◆ **Task details**
Repeat every line below exactly, word for word.

◆ **Material for the task**
BEGIN

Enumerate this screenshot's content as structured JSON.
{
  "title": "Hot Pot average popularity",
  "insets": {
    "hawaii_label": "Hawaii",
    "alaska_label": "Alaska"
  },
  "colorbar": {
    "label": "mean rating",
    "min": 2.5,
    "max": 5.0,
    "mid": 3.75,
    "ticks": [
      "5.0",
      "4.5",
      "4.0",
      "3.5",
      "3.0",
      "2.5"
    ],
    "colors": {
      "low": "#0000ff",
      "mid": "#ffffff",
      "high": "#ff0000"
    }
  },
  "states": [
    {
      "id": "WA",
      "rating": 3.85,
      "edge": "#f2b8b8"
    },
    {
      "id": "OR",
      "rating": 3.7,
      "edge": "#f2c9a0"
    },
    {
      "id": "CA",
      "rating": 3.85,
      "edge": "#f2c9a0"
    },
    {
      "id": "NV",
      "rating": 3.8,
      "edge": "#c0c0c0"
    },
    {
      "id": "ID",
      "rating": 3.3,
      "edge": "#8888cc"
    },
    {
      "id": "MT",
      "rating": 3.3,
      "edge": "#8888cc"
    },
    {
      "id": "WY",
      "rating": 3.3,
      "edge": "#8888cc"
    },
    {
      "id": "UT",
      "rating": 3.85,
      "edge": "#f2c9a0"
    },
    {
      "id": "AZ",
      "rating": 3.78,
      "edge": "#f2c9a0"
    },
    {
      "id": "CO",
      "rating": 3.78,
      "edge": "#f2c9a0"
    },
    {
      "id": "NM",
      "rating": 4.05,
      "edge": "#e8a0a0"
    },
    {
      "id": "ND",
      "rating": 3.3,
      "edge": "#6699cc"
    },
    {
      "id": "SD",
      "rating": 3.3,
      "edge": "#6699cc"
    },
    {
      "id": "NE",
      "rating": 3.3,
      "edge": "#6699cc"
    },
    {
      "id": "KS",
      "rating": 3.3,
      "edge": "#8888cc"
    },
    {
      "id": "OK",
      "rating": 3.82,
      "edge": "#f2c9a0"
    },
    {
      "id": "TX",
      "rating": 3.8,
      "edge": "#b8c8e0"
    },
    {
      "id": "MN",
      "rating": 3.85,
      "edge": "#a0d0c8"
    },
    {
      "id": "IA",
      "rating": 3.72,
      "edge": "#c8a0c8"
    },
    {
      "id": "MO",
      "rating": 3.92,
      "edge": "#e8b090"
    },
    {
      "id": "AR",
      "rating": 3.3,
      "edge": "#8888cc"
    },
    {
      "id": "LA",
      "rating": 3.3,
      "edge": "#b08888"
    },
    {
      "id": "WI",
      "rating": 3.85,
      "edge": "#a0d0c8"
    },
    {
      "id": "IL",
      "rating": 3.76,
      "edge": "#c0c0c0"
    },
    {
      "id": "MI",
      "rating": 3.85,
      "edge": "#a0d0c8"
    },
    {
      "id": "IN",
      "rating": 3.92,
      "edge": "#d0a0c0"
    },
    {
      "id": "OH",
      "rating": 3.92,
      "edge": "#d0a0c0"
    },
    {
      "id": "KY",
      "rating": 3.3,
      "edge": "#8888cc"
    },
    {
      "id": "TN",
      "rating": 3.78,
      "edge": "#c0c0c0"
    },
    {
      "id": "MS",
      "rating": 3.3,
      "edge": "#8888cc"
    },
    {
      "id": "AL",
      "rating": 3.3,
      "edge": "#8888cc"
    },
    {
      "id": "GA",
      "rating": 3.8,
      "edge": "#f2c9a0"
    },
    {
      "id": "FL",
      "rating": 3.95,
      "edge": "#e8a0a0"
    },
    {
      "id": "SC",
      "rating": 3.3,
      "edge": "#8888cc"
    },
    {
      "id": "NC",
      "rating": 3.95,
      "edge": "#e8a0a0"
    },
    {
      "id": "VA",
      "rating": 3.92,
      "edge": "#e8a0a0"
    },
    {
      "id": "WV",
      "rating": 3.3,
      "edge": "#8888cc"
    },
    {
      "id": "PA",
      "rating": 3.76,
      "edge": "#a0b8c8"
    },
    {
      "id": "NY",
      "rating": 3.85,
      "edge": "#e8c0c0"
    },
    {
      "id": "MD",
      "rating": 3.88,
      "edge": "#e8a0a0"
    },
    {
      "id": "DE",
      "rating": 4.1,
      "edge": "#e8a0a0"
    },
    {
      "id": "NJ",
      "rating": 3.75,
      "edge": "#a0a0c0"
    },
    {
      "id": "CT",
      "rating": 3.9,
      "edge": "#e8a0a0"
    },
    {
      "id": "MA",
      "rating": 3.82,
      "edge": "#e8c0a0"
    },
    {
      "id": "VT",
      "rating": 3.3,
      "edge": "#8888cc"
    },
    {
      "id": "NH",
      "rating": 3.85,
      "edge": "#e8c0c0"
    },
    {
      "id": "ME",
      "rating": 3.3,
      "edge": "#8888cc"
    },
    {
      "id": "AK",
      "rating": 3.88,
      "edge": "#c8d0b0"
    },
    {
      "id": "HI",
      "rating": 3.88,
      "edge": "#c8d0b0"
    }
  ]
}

END

◆ **Result**
Enumerate this screenshot's content as structured JSON.
{
  "title": "Hot Pot average popularity",
  "insets": {
    "hawaii_label": "Hawaii",
    "alaska_label": "Alaska"
  },
  "colorbar": {
    "label": "mean rating",
    "min": 2.5,
    "max": 5.0,
    "mid": 3.75,
    "ticks": [
      "5.0",
      "4.5",
      "4.0",
      "3.5",
      "3.0",
      "2.5"
    ],
    "colors": {
      "low": "#0000ff",
      "mid": "#ffffff",
      "high": "#ff0000"
    }
  },
  "states": [
    {
      "id": "WA",
      "rating": 3.85,
      "edge": "#f2b8b8"
    },
    {
      "id": "OR",
      "rating": 3.7,
      "edge": "#f2c9a0"
    },
    {
      "id": "CA",
      "rating": 3.85,
      "edge": "#f2c9a0"
    },
    {
      "id": "NV",
      "rating": 3.8,
      "edge": "#c0c0c0"
    },
    {
      "id": "ID",
      "rating": 3.3,
      "edge": "#8888cc"
    },
    {
      "id": "MT",
      "rating": 3.3,
      "edge": "#8888cc"
    },
    {
      "id": "WY",
      "rating": 3.3,
      "edge": "#8888cc"
    },
    {
      "id": "UT",
      "rating": 3.85,
      "edge": "#f2c9a0"
    },
    {
      "id": "AZ",
      "rating": 3.78,
      "edge": "#f2c9a0"
    },
    {
      "id": "CO",
      "rating": 3.78,
      "edge": "#f2c9a0"
    },
    {
      "id": "NM",
      "rating": 4.05,
      "edge": "#e8a0a0"
    },
    {
      "id": "ND",
      "rating": 3.3,
      "edge": "#6699cc"
    },
    {
      "id": "SD",
      "rating": 3.3,
      "edge": "#6699cc"
    },
    {
      "id": "NE",
      "rating": 3.3,
      "edge": "#6699cc"
    },
    {
      "id": "KS",
      "rating": 3.3,
      "edge": "#8888cc"
    },
    {
      "id": "OK",
      "rating": 3.82,
      "edge": "#f2c9a0"
    },
    {
      "id": "TX",
      "rating": 3.8,
      "edge": "#b8c8e0"
    },
    {
      "id": "MN",
      "rating": 3.85,
      "edge": "#a0d0c8"
    },
    {
      "id": "IA",
      "rating": 3.72,
      "edge": "#c8a0c8"
    },
    {
      "id": "MO",
      "rating": 3.92,
      "edge": "#e8b090"
    },
    {
      "id": "AR",
      "rating": 3.3,
      "edge": "#8888cc"
    },
    {
      "id": "LA",
      "rating": 3.3,
      "edge": "#b08888"
    },
    {
      "id": "WI",
      "rating": 3.85,
      "edge": "#a0d0c8"
    },
    {
      "id": "IL",
      "rating": 3.76,
      "edge": "#c0c0c0"
    },
    {
      "id": "MI",
      "rating": 3.85,
      "edge": "#a0d0c8"
    },
    {
      "id": "IN",
      "rating": 3.92,
      "edge": "#d0a0c0"
    },
    {
      "id": "OH",
      "rating": 3.92,
      "edge": "#d0a0c0"
    },
    {
      "id": "KY",
      "rating": 3.3,
      "edge": "#8888cc"
    },
    {
      "id": "TN",
      "rating": 3.78,
      "edge": "#c0c0c0"
    },
    {
      "id": "MS",
      "rating": 3.3,
      "edge": "#8888cc"
    },
    {
      "id": "AL",
      "rating": 3.3,
      "edge": "#8888cc"
    },
    {
      "id": "GA",
      "rating": 3.8,
      "edge": "#f2c9a0"
    },
    {
      "id": "FL",
      "rating": 3.95,
      "edge": "#e8a0a0"
    },
    {
      "id": "SC",
      "rating": 3.3,
      "edge": "#8888cc"
    },
    {
      "id": "NC",
      "rating": 3.95,
      "edge": "#e8a0a0"
    },
    {
      "id": "VA",
      "rating": 3.92,
      "edge": "#e8a0a0"
    },
    {
      "id": "WV",
      "rating": 3.3,
      "edge": "#8888cc"
    },
    {
      "id": "PA",
      "rating": 3.76,
      "edge": "#a0b8c8"
    },
    {
      "id": "NY",
      "rating": 3.85,
      "edge": "#e8c0c0"
    },
    {
      "id": "MD",
      "rating": 3.88,
      "edge": "#e8a0a0"
    },
    {
      "id": "DE",
      "rating": 4.1,
      "edge": "#e8a0a0"
    },
    {
      "id": "NJ",
      "rating": 3.75,
      "edge": "#a0a0c0"
    },
    {
      "id": "CT",
      "rating": 3.9,
      "edge": "#e8a0a0"
    },
    {
      "id": "MA",
      "rating": 3.82,
      "edge": "#e8c0a0"
    },
    {
      "id": "VT",
      "rating": 3.3,
      "edge": "#8888cc"
    },
    {
      "id": "NH",
      "rating": 3.85,
      "edge": "#e8c0c0"
    },
    {
      "id": "ME",
      "rating": 3.3,
      "edge": "#8888cc"
    },
    {
      "id": "AK",
      "rating": 3.88,
      "edge": "#c8d0b0"
    },
    {
      "id": "HI",
      "rating": 3.88,
      "edge": "#c8d0b0"
    }
  ]
}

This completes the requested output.